Recorded data:
⟨

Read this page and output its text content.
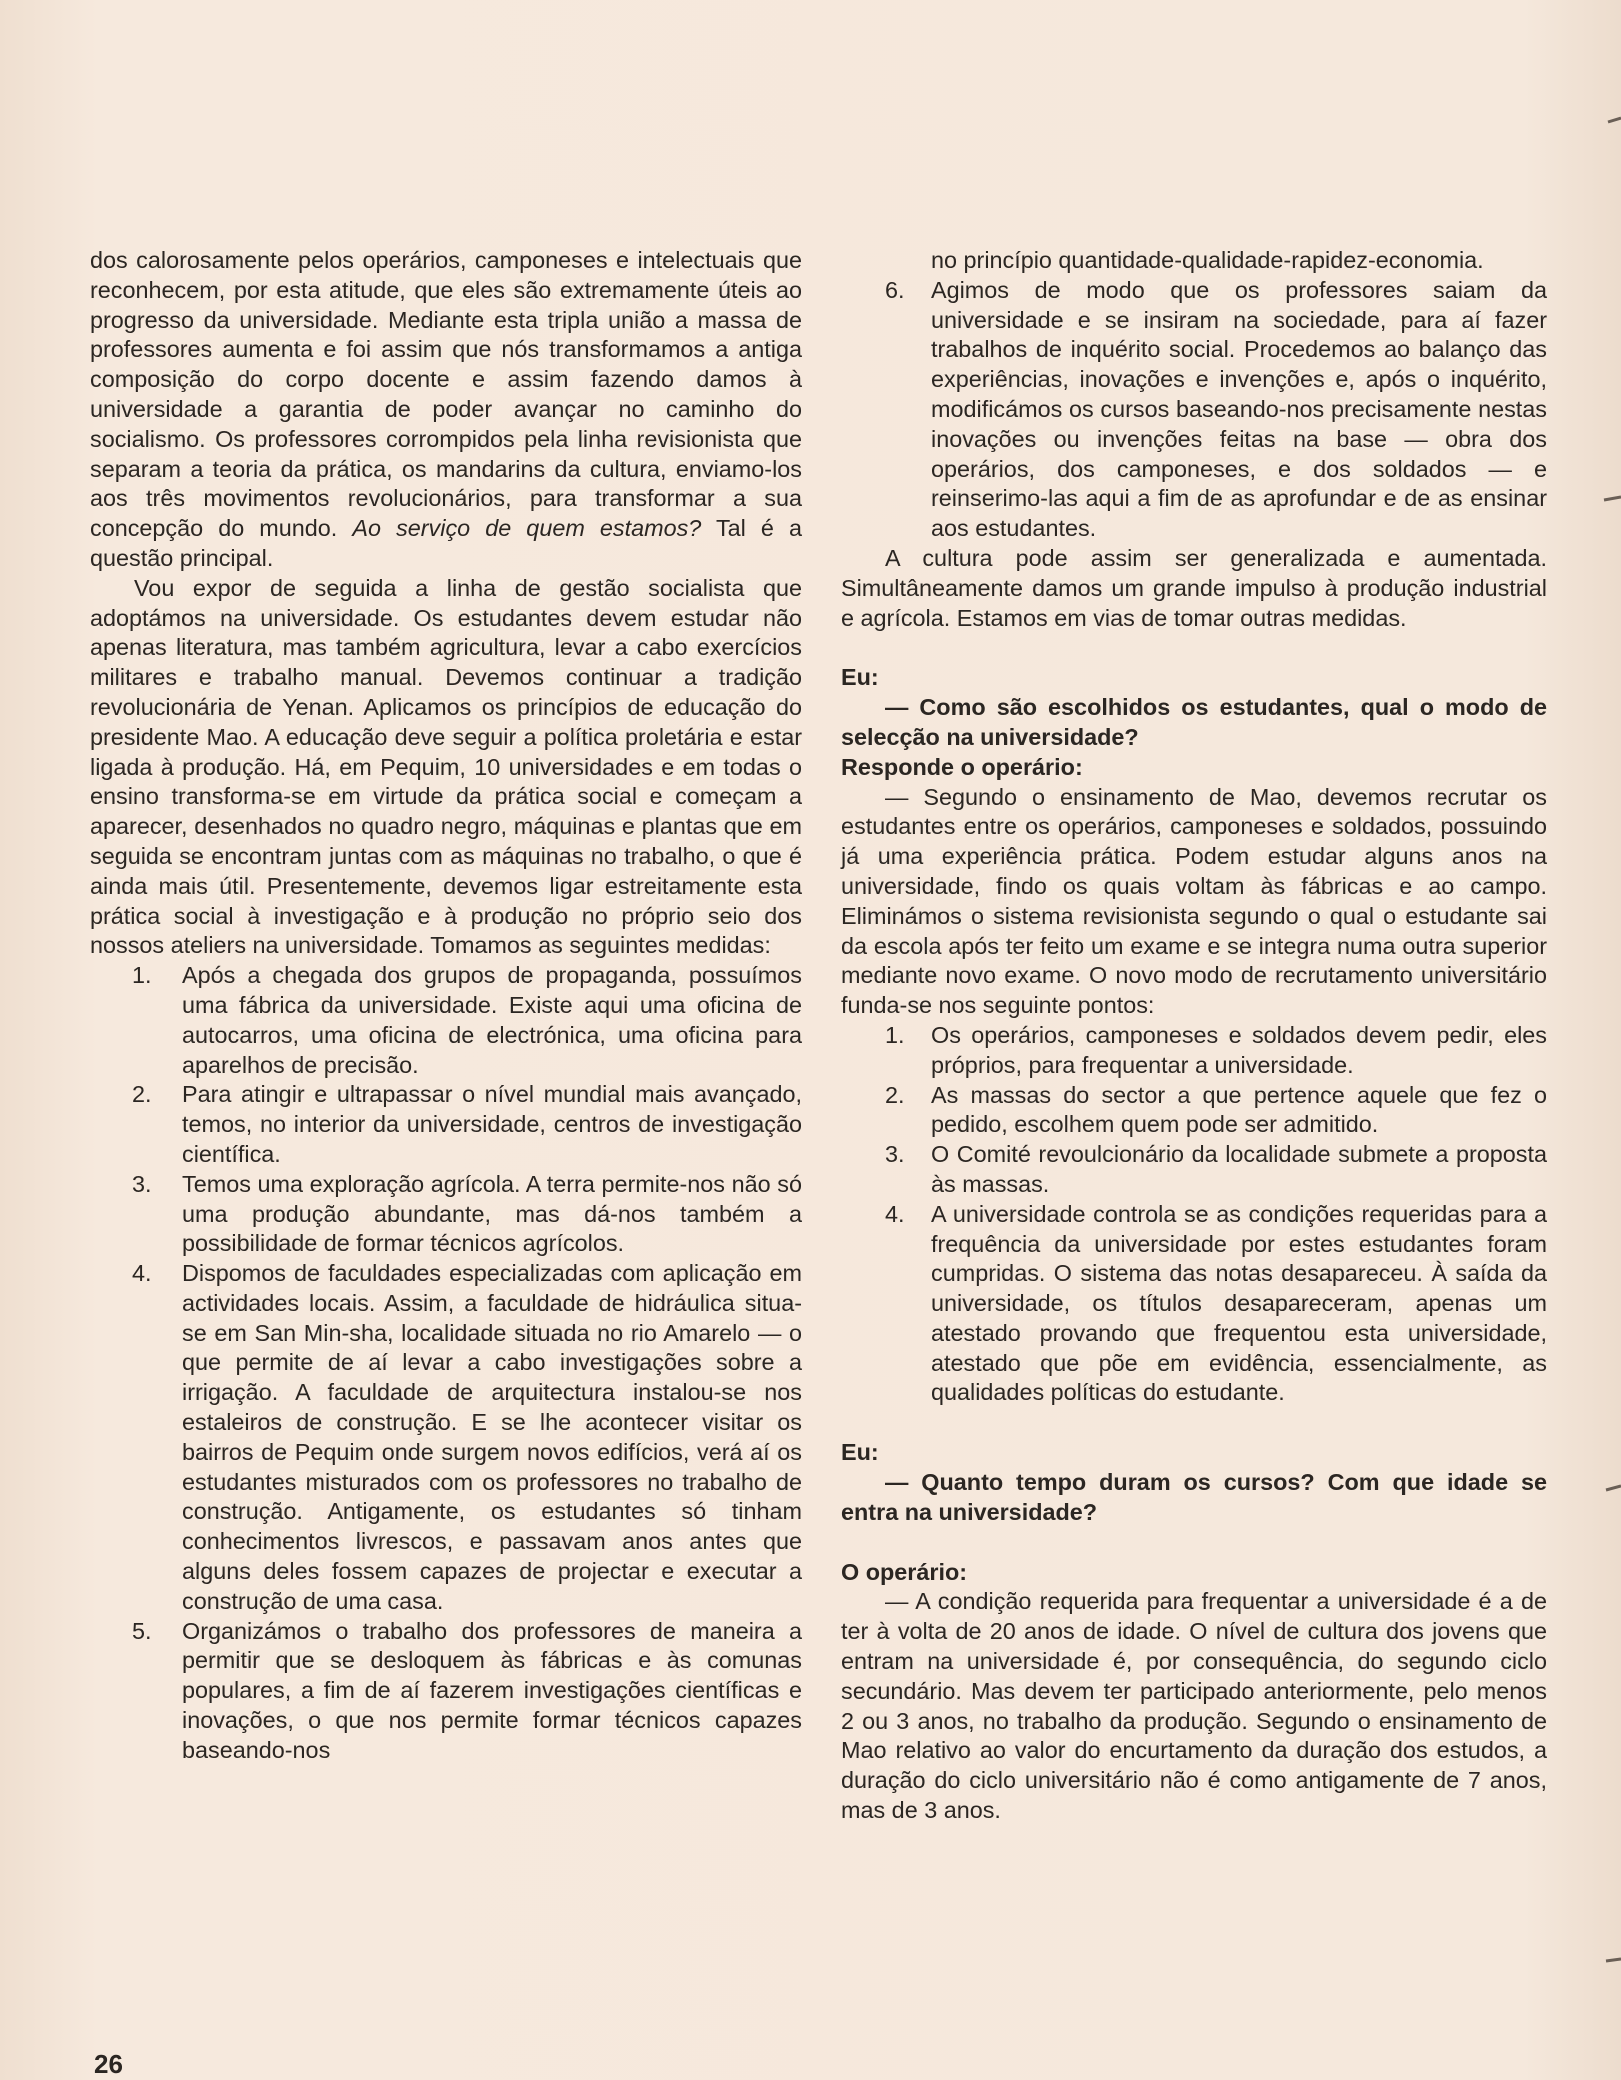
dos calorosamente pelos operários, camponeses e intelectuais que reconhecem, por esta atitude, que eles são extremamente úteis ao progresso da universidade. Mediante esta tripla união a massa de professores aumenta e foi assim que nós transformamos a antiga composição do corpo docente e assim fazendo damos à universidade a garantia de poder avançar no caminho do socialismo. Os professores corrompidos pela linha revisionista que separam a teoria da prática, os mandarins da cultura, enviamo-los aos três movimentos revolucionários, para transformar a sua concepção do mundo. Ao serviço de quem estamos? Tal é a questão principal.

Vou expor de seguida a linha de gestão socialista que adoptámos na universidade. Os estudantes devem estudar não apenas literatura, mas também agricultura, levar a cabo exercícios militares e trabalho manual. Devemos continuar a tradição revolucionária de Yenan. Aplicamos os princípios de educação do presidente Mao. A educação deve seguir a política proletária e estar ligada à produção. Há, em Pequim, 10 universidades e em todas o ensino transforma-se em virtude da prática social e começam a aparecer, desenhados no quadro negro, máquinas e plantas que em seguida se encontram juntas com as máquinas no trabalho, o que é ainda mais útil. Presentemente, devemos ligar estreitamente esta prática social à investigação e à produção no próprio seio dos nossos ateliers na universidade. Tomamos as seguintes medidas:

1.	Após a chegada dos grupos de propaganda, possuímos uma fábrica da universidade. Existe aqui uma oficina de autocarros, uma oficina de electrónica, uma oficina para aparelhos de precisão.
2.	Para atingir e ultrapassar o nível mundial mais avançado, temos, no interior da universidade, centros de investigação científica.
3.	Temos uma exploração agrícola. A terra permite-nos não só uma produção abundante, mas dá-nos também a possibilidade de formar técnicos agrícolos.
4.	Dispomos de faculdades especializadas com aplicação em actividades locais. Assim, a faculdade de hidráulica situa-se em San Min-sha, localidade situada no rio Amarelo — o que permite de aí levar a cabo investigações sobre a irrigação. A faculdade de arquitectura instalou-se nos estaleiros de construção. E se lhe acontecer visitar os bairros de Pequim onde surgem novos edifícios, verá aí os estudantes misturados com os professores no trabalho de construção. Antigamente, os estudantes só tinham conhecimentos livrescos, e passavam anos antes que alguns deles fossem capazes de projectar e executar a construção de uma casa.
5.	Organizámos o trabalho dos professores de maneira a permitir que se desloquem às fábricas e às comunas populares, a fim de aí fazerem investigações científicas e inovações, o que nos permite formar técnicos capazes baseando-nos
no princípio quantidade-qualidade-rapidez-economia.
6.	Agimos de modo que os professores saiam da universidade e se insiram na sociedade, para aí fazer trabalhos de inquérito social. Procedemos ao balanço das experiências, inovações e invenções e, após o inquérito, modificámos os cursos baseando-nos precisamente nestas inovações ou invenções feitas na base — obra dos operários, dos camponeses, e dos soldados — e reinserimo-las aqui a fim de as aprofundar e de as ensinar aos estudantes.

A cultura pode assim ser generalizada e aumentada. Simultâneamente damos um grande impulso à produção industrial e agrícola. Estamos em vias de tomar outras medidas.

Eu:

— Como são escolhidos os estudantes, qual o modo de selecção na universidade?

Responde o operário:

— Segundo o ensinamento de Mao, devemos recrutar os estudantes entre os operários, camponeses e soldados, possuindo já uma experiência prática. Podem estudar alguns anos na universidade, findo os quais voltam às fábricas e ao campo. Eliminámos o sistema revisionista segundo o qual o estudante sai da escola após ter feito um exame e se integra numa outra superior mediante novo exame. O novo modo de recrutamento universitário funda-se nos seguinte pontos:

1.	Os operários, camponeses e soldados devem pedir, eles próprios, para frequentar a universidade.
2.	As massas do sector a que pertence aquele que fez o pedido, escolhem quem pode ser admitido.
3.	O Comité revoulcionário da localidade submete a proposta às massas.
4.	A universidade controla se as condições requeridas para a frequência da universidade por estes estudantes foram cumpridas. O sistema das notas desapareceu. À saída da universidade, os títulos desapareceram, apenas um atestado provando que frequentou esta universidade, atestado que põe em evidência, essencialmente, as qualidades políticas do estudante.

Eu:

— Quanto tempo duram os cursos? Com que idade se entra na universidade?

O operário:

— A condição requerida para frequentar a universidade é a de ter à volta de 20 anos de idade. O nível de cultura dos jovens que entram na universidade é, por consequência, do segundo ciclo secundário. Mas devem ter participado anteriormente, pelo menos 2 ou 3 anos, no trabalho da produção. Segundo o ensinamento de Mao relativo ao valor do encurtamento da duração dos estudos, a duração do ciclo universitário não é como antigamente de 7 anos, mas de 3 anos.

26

⟩
⟨

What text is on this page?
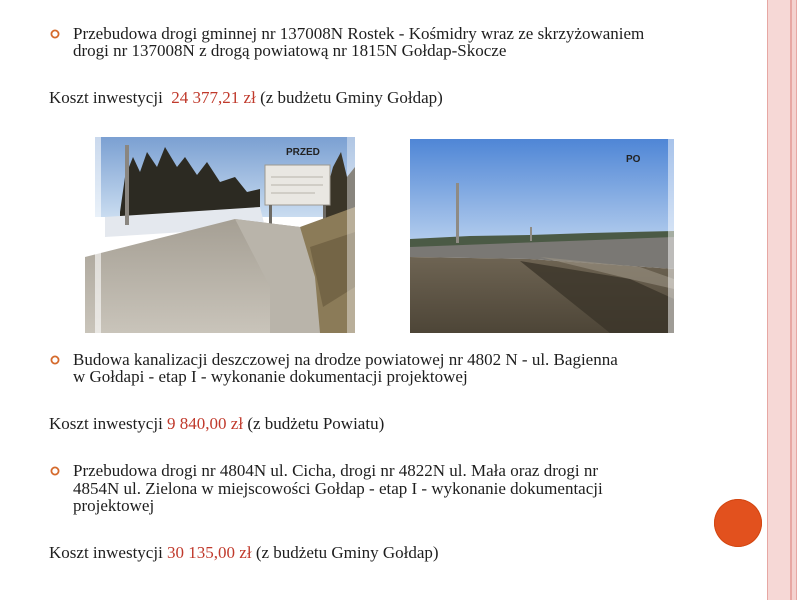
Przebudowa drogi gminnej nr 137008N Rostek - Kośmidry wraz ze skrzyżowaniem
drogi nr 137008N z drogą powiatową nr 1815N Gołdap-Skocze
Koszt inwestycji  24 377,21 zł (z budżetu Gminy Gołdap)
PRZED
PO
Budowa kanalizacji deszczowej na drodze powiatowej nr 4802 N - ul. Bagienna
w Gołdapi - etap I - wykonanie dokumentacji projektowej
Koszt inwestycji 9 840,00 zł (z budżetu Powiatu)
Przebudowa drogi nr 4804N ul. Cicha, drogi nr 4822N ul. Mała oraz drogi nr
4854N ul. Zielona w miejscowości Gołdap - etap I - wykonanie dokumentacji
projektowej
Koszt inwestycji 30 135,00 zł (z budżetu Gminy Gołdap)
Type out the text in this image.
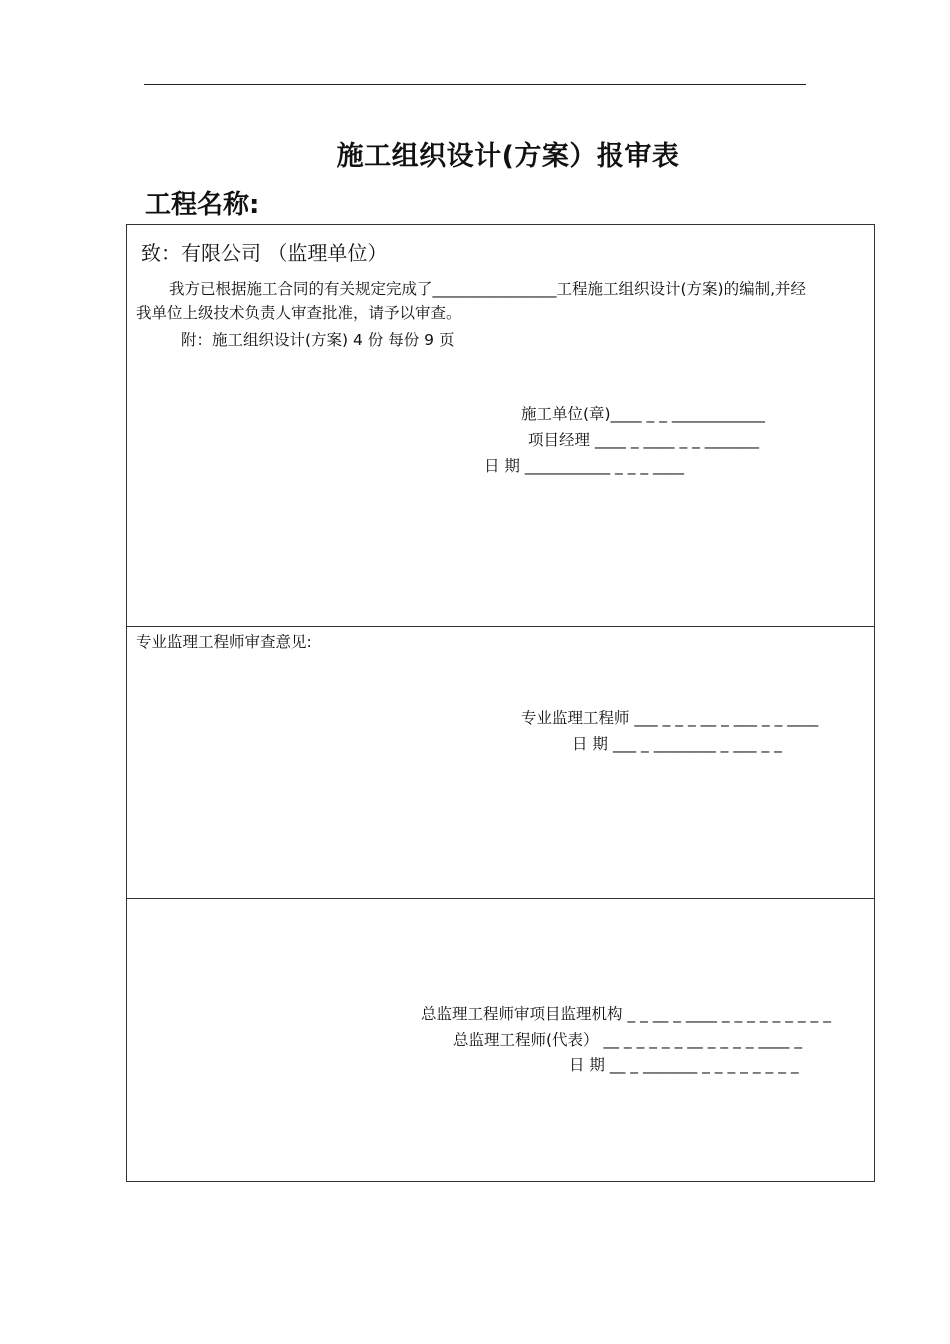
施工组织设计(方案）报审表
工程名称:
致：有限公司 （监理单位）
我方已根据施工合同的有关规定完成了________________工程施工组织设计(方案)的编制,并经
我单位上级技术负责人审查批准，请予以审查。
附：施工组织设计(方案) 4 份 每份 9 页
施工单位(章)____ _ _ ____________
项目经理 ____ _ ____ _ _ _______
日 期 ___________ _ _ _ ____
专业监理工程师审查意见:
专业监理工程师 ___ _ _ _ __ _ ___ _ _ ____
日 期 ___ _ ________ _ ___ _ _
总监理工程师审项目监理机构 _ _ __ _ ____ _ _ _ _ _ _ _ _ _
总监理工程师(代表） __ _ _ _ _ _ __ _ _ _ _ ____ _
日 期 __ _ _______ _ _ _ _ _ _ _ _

⟩

§ **Problem details**
Copy all lines from the material that hold "Koszt".

§ **Task solution**
Koszt inwestycji  24 377,21 zł (z budżetu Gminy Gołdap)
Koszt inwestycji 9 840,00 zł (z budżetu Powiatu)
Koszt inwestycji 30 135,00 zł (z budżetu Gminy Gołdap)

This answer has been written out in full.